The exercise: Without altering anything, output the material below.
━━━━━━━━━━━━━━━━━━━━━━━━━━━━━━
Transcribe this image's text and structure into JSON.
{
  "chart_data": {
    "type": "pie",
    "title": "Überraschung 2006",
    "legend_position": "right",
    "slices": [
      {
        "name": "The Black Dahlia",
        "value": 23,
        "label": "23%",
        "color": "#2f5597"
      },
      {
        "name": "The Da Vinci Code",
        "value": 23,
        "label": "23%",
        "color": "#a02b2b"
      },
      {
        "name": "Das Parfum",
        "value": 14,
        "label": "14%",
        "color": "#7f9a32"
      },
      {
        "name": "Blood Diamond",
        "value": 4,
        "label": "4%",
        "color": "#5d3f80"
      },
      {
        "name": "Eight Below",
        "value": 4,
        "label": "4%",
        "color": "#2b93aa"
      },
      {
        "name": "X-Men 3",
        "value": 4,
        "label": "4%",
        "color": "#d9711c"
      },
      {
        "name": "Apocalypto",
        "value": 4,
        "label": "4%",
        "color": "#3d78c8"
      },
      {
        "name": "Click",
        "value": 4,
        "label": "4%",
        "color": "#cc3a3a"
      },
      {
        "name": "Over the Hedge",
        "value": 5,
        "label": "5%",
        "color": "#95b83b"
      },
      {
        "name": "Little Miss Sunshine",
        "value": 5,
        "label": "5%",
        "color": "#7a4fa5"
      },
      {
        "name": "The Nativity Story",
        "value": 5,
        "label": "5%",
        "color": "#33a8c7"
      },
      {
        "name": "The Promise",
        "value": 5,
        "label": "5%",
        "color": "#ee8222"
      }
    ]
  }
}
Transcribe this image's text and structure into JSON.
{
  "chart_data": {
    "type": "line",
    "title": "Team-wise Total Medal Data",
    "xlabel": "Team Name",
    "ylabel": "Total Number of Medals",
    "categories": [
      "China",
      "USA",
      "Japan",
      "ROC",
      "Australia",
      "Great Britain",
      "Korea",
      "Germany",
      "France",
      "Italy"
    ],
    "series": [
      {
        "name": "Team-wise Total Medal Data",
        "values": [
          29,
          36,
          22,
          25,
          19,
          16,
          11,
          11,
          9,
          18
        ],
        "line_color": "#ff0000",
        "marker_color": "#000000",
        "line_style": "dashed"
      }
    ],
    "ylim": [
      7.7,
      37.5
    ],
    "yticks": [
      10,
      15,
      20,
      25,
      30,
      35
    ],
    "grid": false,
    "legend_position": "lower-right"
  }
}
━━━━━━━━━━━━━━━━━━━━━━━━━━━━━━
Answer below:
Transcribe this image's text and structure into JSON.
{
  "chart_data": {
    "type": "pie",
    "title": "Überraschung 2006",
    "legend_position": "right",
    "slices": [
      {
        "name": "The Black Dahlia",
        "value": 23,
        "label": "23%",
        "color": "#2f5597"
      },
      {
        "name": "The Da Vinci Code",
        "value": 23,
        "label": "23%",
        "color": "#a02b2b"
      },
      {
        "name": "Das Parfum",
        "value": 14,
        "label": "14%",
        "color": "#7f9a32"
      },
      {
        "name": "Blood Diamond",
        "value": 4,
        "label": "4%",
        "color": "#5d3f80"
      },
      {
        "name": "Eight Below",
        "value": 4,
        "label": "4%",
        "color": "#2b93aa"
      },
      {
        "name": "X-Men 3",
        "value": 4,
        "label": "4%",
        "color": "#d9711c"
      },
      {
        "name": "Apocalypto",
        "value": 4,
        "label": "4%",
        "color": "#3d78c8"
      },
      {
        "name": "Click",
        "value": 4,
        "label": "4%",
        "color": "#cc3a3a"
      },
      {
        "name": "Over the Hedge",
        "value": 5,
        "label": "5%",
        "color": "#95b83b"
      },
      {
        "name": "Little Miss Sunshine",
        "value": 5,
        "label": "5%",
        "color": "#7a4fa5"
      },
      {
        "name": "The Nativity Story",
        "value": 5,
        "label": "5%",
        "color": "#33a8c7"
      },
      {
        "name": "The Promise",
        "value": 5,
        "label": "5%",
        "color": "#ee8222"
      }
    ]
  }
}
Transcribe this image's text and structure into JSON.
{
  "chart_data": {
    "type": "line",
    "title": "Team-wise Total Medal Data",
    "xlabel": "Team Name",
    "ylabel": "Total Number of Medals",
    "categories": [
      "China",
      "USA",
      "Japan",
      "ROC",
      "Australia",
      "Great Britain",
      "Korea",
      "Germany",
      "France",
      "Italy"
    ],
    "series": [
      {
        "name": "Team-wise Total Medal Data",
        "values": [
          29,
          36,
          22,
          25,
          19,
          16,
          11,
          11,
          9,
          18
        ],
        "line_color": "#ff0000",
        "marker_color": "#000000",
        "line_style": "dashed"
      }
    ],
    "ylim": [
      7.7,
      37.5
    ],
    "yticks": [
      10,
      15,
      20,
      25,
      30,
      35
    ],
    "grid": false,
    "legend_position": "lower-right"
  }
}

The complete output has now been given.